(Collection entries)
++++++++

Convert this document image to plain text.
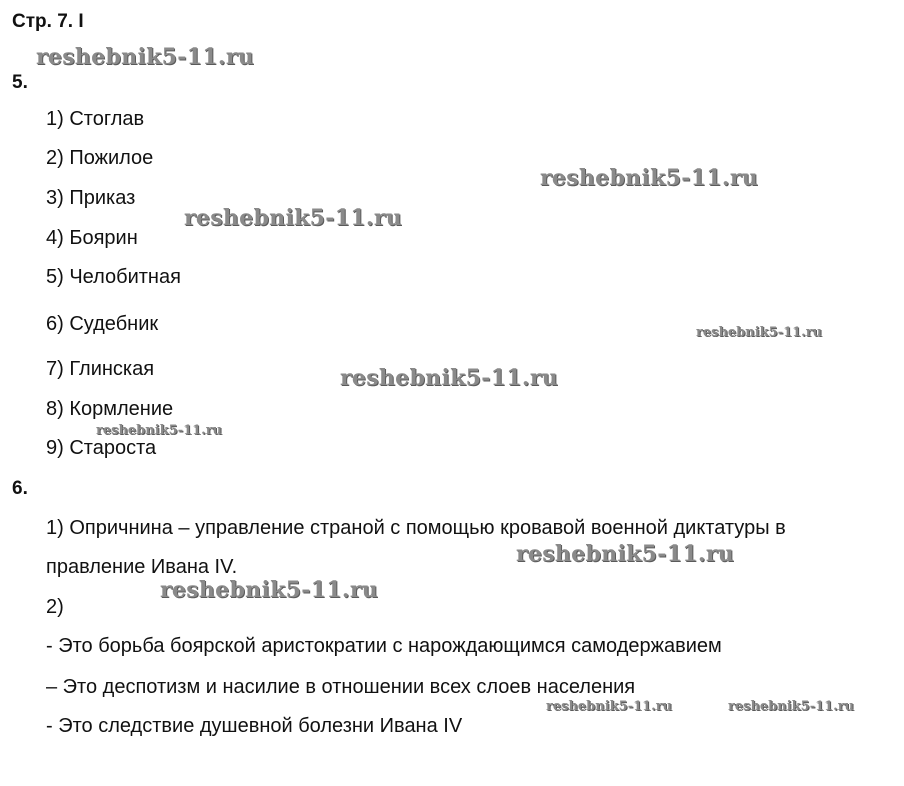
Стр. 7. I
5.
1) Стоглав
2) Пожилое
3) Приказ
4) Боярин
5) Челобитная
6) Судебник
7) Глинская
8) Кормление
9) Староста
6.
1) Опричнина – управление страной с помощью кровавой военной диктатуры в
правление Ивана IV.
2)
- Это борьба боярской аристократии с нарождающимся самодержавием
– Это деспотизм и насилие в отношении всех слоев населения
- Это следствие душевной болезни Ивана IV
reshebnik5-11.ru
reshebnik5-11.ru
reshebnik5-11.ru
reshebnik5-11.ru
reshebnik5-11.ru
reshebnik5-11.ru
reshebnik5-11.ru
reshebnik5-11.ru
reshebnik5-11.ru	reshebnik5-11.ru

++++++++

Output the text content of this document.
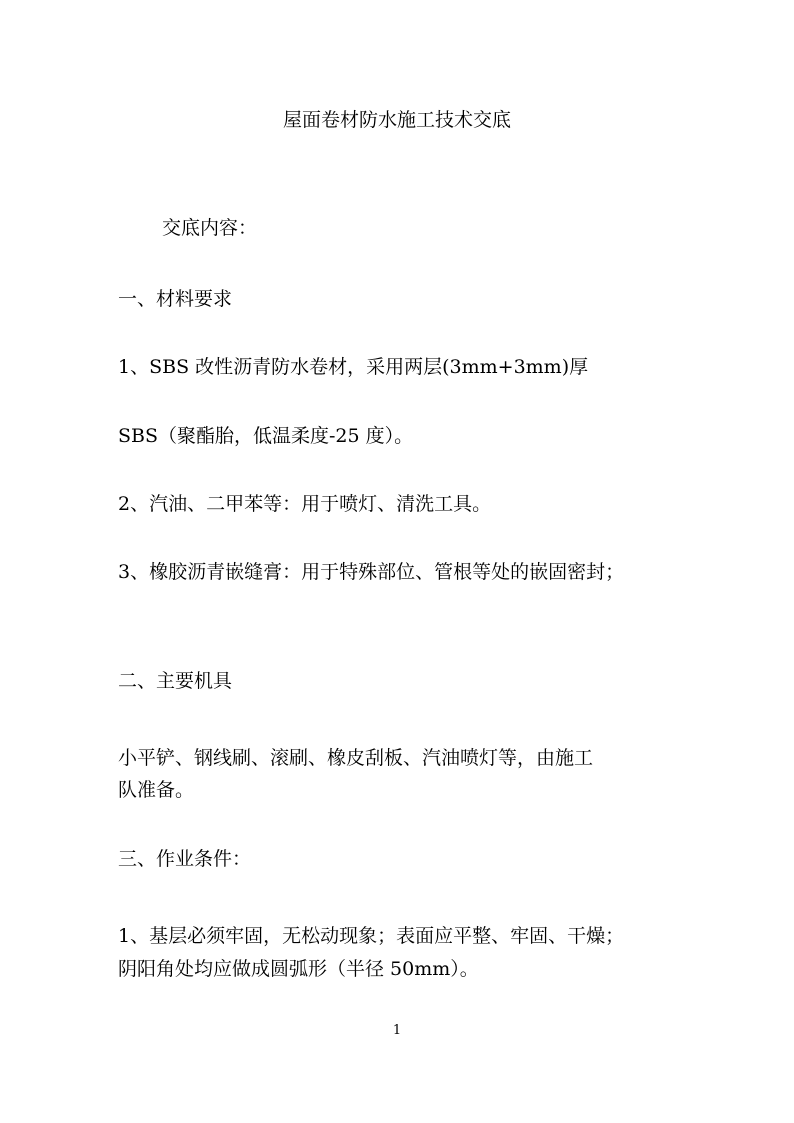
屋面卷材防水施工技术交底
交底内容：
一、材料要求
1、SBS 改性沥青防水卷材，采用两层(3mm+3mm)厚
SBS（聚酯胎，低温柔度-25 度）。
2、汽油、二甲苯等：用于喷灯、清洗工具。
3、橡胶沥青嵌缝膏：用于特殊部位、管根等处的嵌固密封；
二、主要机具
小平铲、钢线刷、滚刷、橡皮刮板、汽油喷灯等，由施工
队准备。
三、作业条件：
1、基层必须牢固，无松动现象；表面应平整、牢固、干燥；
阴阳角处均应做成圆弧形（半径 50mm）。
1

++++++++

Exercise objective: Locate the word "text" in the data above. Copy every line carrying it.

Response to this task:
Convert this document image to plain text.
Output the text content of this document.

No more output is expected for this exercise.